■ Supplied passage:
++++++++++++++++++++

# need a new gps/fish finder



## rustyolddad (Aug 12, 2014)

The gps I was using died today and the fish finder I have is from the 80's so its time to upgrade. Jumped on the internet and found a lowrance elite 5 HDI finder/chartplotter for $399. Also found a Hummingbird 698ci HD SI combo for the same price. Anyone using either of these units who can recommend or comment? Buddy has the lowrance elite 7 and loves it....not sure the extra $$$ would be worth while investment for me.
I will be first to say I am an old time fisherman, i drive from one spot to another using my grandpa's 15 minute rule. In past my fish finder is a depth finder. I really need to pick up my game and learn how to use the finder as well. Old dog, new tricks I guess!


----------



## capt j-rod (Feb 14, 2008)

Biggest screen you can afford. Lowrance vs hummingbird is Chevy vs ford. I think hummingbird is easier to operate personally. Garmin is putting out some nice stuff these days as well. Elite seven is a good unit for the $$$ it you don't want a black box set up


----------



## rustyolddad (Aug 12, 2014)

Anyone using the NAVIONICS app on their iPad ? Was looking over the website and it seems pretty cool. I would think I can use my phone a wireless access point and then use the iPad for navigation. Of course I still need a fish finder.....


----------



## smallydreamin (Apr 21, 2008)

++++++++++++++++++++

■ Records provided:
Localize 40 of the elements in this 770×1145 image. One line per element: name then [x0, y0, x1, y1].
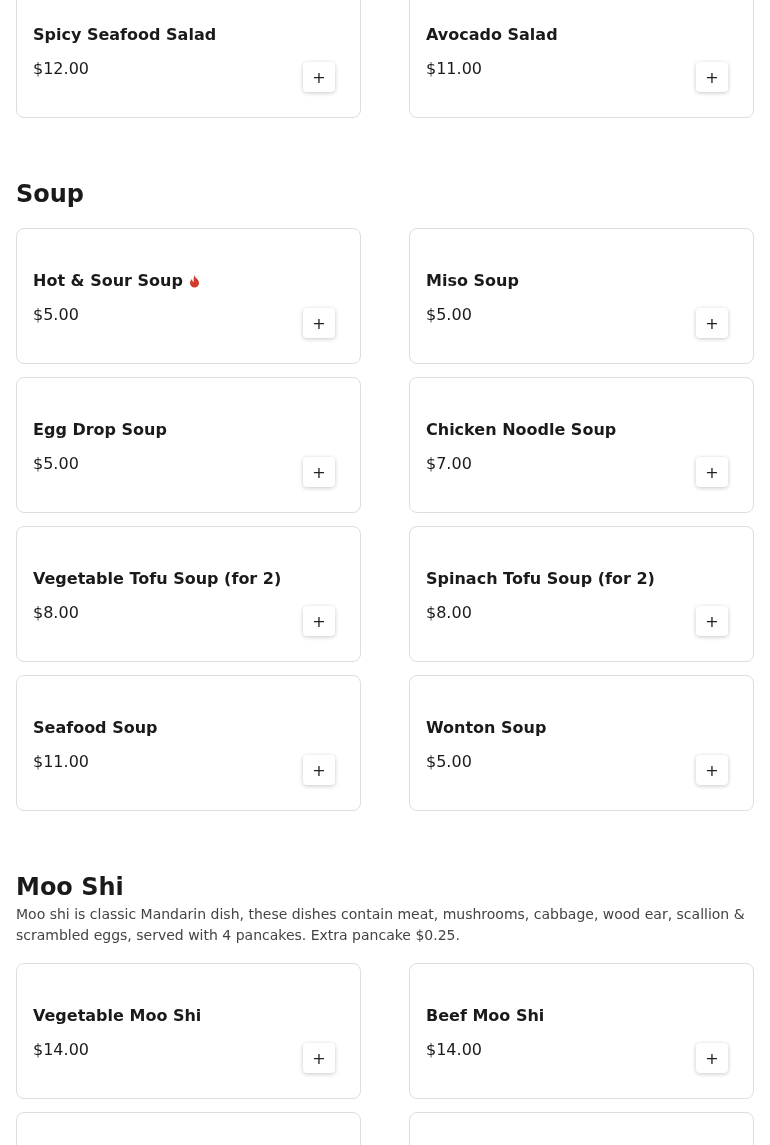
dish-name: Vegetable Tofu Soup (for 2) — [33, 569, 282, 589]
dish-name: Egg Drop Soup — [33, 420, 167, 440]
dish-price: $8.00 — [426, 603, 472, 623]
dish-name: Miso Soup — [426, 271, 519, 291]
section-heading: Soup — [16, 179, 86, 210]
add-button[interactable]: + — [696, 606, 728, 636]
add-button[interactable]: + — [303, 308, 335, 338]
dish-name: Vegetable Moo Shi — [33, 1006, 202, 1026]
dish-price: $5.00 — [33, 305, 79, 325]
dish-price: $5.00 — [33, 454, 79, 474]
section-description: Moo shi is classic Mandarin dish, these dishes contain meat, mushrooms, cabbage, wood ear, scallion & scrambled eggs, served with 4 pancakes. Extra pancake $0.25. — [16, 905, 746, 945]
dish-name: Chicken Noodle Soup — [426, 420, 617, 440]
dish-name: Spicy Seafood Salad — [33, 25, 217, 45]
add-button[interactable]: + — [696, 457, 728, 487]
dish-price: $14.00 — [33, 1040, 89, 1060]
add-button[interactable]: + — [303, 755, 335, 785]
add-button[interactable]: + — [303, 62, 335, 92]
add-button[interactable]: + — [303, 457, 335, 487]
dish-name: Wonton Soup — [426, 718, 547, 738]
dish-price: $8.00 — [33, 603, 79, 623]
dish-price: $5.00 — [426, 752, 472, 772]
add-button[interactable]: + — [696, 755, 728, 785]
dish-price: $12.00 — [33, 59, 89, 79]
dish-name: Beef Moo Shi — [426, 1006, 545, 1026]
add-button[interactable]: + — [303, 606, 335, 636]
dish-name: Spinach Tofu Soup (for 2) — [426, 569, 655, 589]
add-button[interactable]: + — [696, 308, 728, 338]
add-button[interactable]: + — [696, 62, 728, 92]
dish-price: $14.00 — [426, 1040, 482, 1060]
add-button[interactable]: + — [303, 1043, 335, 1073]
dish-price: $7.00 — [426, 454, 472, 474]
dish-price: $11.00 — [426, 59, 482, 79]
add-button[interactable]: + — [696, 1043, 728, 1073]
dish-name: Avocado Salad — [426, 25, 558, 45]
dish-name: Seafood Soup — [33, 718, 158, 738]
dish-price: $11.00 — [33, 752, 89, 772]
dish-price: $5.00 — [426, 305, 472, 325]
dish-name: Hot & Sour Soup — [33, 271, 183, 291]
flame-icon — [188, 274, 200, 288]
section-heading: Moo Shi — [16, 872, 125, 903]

++++++++++++++++++++

■ Task list:
a: Set down the rows again word for word, starting with the line that contains "dish-name: Vegetable Tofu" and going on through the line that contains "dish-name: Spicy Seafood".
b: Take the forum thread about choosing a new GPS and fish finder further from the point where it stops.

■ Answers to the exercise:
a:
dish-name: Vegetable Tofu Soup (for 2) — [33, 569, 282, 589]
dish-name: Egg Drop Soup — [33, 420, 167, 440]
dish-price: $8.00 — [426, 603, 472, 623]
dish-name: Miso Soup — [426, 271, 519, 291]
section-heading: Soup — [16, 179, 86, 210]
add-button[interactable]: + — [696, 606, 728, 636]
add-button[interactable]: + — [303, 308, 335, 338]
dish-name: Vegetable Moo Shi — [33, 1006, 202, 1026]
dish-price: $5.00 — [33, 305, 79, 325]
dish-price: $5.00 — [33, 454, 79, 474]
section-description: Moo shi is classic Mandarin dish, these dishes contain meat, mushrooms, cabbage, wood ear, scallion & scrambled eggs, served with 4 pancakes. Extra pancake $0.25. — [16, 905, 746, 945]
dish-name: Chicken Noodle Soup — [426, 420, 617, 440]
dish-name: Spicy Seafood Salad — [33, 25, 217, 45]

b:
I have the Lowrance Elite 5 and it works just fine. Once you get experience with the menus and screens you will be very efficient with it.

Agree with the previous reply of getting the bigger screen. My eyes aren't what they once were.


----------



## sherman51 (Apr 12, 2011)

you'll be much happier with a 7" screen or larger if your budget allows. I have the helix 7 and love the 7" screen. and the helix 7 has the brightest screen I've seen. you can see it in direct sun light. the 7" screen over a 5" screen just gives you more time to read and understand whats going on under your boat. and with the gps on the 7" screen is so much better than the 5" screen. and when in duel screen mode your screens are just to small on the 5" screen.

if you can make the trip to a cabelas or bps or other outdoor store that has the finders on display its well worth making the trip so you can compare them side by side.

I've also been hearing good things about garmin. see if they have one that is comparable to the helix 7 or the elite 7 for around the same money. I got my helix on sale at cabelas for 50.00 off with free shipping I got the helix 7 di gps combo for 449.99. but I haven't used the di that much so I cant tell you if the di is worth the extra money. but the 7" screen is worth the extra money. if you buy a 5" screen you'll always wonder if you wouldn't have been happier with a 7" screen.
sherman


----------



## DiverDux (May 19, 2012)

Look seriously at the Garmin units. We purchased a Garmin GPSMAP 7608xsv. They have great products, easier to use than Lowrance or Hummingbird and they have outstanding U.S.A. based customer service.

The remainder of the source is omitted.